Written exercise » Track down the lines that contain "ресурсах" and copy them.
begin The records
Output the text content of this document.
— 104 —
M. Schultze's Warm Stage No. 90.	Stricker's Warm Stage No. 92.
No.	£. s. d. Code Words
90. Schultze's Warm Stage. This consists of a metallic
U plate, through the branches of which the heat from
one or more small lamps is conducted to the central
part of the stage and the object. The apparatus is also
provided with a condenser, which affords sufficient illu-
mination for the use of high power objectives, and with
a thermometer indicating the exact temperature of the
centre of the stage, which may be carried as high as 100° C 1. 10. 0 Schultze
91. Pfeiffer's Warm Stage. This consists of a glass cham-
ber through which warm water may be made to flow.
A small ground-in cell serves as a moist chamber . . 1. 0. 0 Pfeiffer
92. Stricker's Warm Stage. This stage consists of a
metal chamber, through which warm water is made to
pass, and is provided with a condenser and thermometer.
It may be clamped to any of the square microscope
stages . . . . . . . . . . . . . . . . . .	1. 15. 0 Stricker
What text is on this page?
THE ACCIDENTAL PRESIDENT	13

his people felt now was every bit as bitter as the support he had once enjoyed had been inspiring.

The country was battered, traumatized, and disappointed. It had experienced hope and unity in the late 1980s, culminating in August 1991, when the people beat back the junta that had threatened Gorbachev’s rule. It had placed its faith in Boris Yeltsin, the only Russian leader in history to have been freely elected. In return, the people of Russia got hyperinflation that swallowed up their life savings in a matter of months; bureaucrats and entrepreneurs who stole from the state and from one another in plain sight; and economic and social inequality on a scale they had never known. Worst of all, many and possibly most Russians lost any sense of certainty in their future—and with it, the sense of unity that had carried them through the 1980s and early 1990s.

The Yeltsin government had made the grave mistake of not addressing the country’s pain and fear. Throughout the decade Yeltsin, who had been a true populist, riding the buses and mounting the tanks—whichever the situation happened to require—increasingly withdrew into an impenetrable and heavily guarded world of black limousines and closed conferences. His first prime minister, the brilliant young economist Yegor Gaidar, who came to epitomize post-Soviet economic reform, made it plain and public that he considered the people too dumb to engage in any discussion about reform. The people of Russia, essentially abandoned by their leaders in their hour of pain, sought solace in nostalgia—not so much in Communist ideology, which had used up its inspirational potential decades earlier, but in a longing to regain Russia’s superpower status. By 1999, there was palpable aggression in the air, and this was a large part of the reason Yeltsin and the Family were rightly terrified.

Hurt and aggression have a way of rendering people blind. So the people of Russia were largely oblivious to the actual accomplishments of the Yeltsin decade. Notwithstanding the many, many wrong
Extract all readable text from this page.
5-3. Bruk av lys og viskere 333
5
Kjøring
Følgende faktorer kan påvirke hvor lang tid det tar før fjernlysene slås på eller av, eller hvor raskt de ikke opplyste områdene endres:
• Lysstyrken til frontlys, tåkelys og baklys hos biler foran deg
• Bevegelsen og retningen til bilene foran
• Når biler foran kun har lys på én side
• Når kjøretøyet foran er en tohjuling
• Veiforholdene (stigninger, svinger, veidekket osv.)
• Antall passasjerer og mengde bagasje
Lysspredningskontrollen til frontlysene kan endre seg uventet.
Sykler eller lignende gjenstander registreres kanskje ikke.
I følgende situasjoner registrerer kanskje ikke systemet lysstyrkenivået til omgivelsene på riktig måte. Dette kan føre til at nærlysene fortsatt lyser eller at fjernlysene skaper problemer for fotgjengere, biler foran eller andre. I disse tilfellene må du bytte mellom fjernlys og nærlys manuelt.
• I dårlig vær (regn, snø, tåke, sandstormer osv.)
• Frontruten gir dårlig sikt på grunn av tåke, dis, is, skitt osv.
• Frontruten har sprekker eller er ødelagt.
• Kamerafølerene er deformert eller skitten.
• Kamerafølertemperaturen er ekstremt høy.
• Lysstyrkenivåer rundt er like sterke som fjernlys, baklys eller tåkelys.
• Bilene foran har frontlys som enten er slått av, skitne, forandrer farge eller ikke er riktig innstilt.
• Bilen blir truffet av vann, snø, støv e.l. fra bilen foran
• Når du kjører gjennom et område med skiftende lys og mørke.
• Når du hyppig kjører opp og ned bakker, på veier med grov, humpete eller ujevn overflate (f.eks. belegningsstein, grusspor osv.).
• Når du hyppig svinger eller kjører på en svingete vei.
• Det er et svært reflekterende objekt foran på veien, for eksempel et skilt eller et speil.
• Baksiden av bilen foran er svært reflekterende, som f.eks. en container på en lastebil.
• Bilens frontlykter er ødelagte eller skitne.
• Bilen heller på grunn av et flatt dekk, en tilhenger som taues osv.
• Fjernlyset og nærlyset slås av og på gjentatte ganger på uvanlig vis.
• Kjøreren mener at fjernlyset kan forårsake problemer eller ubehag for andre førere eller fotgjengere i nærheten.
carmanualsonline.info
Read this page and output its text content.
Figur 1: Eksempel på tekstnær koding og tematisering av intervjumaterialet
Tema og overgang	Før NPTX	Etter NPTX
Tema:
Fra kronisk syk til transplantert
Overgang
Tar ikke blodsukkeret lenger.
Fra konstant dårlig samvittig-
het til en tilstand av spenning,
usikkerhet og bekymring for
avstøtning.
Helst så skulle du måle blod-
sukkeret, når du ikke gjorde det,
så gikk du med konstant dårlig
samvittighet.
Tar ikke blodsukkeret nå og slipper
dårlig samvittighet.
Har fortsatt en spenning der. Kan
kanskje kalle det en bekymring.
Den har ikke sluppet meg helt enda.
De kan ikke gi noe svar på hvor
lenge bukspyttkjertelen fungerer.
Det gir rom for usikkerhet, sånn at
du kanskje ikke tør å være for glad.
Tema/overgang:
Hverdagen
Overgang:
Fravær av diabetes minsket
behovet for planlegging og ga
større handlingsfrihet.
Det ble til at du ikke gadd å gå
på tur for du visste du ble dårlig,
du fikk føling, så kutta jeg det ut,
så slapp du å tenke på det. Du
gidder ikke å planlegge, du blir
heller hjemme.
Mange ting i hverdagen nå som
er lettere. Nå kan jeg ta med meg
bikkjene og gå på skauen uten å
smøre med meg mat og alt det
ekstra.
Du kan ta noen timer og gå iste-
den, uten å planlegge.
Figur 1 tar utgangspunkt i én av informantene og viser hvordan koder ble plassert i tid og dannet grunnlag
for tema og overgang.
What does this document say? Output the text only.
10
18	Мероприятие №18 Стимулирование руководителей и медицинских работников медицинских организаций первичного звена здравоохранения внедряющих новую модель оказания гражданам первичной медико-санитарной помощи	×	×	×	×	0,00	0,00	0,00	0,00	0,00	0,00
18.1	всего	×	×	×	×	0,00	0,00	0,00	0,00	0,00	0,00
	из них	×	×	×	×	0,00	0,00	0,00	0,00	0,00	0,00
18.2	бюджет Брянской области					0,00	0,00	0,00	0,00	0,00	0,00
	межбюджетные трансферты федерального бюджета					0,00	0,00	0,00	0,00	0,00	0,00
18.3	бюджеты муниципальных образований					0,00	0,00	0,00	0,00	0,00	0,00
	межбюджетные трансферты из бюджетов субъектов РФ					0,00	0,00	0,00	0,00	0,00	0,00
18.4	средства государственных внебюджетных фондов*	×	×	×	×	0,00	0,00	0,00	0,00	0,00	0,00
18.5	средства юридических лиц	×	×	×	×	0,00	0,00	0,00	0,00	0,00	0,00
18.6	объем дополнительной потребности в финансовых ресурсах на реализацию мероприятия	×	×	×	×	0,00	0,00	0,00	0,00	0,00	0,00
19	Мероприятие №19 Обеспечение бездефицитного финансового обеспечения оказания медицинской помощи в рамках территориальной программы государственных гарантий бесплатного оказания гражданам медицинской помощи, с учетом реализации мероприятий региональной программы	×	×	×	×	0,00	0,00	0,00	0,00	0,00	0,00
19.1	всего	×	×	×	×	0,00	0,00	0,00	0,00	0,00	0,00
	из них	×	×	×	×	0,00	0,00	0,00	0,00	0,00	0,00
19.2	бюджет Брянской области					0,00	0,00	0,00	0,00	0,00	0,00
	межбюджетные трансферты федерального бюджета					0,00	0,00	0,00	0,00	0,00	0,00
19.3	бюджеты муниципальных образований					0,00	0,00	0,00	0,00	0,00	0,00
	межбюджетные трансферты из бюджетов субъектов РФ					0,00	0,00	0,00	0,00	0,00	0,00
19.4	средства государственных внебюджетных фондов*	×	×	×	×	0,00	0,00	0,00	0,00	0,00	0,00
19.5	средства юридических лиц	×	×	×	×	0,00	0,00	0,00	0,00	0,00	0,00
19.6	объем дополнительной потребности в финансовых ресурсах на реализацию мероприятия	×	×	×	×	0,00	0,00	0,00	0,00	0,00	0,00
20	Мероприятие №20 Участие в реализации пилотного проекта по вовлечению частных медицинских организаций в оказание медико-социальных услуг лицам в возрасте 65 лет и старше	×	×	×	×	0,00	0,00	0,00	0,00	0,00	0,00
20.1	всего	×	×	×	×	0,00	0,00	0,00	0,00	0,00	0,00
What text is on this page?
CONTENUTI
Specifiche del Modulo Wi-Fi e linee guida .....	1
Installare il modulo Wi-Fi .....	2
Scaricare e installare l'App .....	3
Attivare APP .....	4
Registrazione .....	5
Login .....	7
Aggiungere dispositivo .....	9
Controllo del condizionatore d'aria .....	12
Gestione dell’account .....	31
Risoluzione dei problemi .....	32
end The records
Completed exercise »
18.6	объем дополнительной потребности в финансовых ресурсах на реализацию мероприятия	×	×	×	×	0,00	0,00	0,00	0,00	0,00	0,00
19.6	объем дополнительной потребности в финансовых ресурсах на реализацию мероприятия	×	×	×	×	0,00	0,00	0,00	0,00	0,00	0,00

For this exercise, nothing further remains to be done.